### Written task:
An exact copy of all the data is required, with pictures left out.

────

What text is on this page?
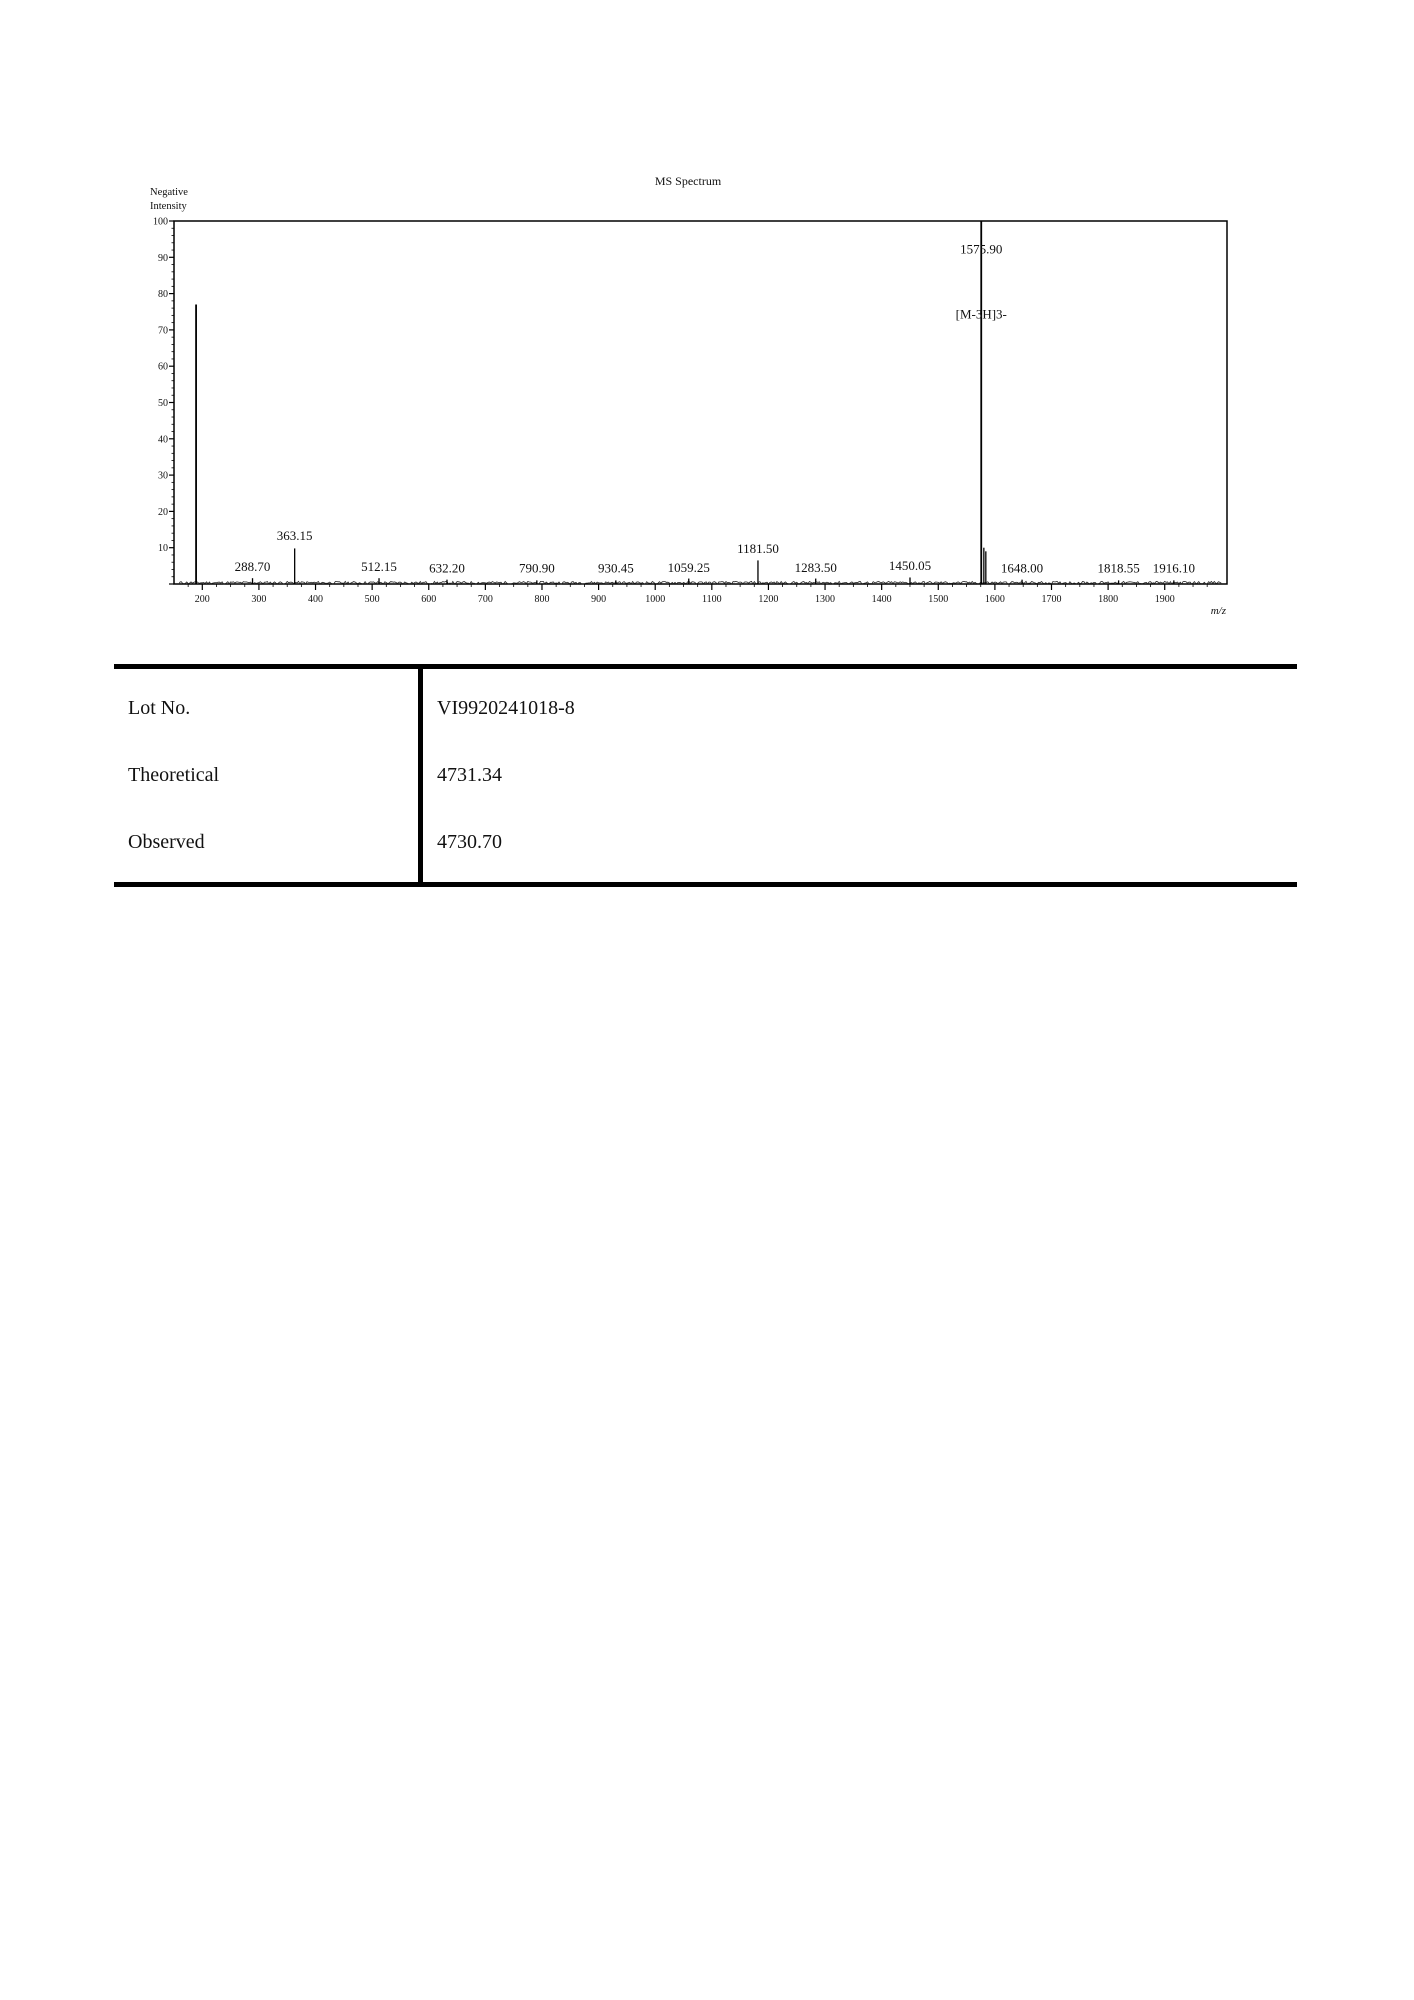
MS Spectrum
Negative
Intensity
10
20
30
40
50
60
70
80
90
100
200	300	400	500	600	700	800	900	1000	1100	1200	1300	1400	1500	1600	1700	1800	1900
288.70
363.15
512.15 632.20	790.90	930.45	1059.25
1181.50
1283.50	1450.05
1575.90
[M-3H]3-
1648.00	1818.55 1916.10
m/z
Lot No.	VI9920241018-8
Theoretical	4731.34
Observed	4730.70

────

### Written response:
What text is on this page?
MS Spectrum
Negative
Intensity
10
20
30
40
50
60
70
80
90
100
200	300	400	500	600	700	800	900	1000	1100	1200	1300	1400	1500	1600	1700	1800	1900
288.70
363.15
512.15 632.20	790.90	930.45	1059.25
1181.50
1283.50	1450.05
1575.90
[M-3H]3-
1648.00	1818.55 1916.10
m/z
Lot No.	VI9920241018-8
Theoretical	4731.34
Observed	4730.70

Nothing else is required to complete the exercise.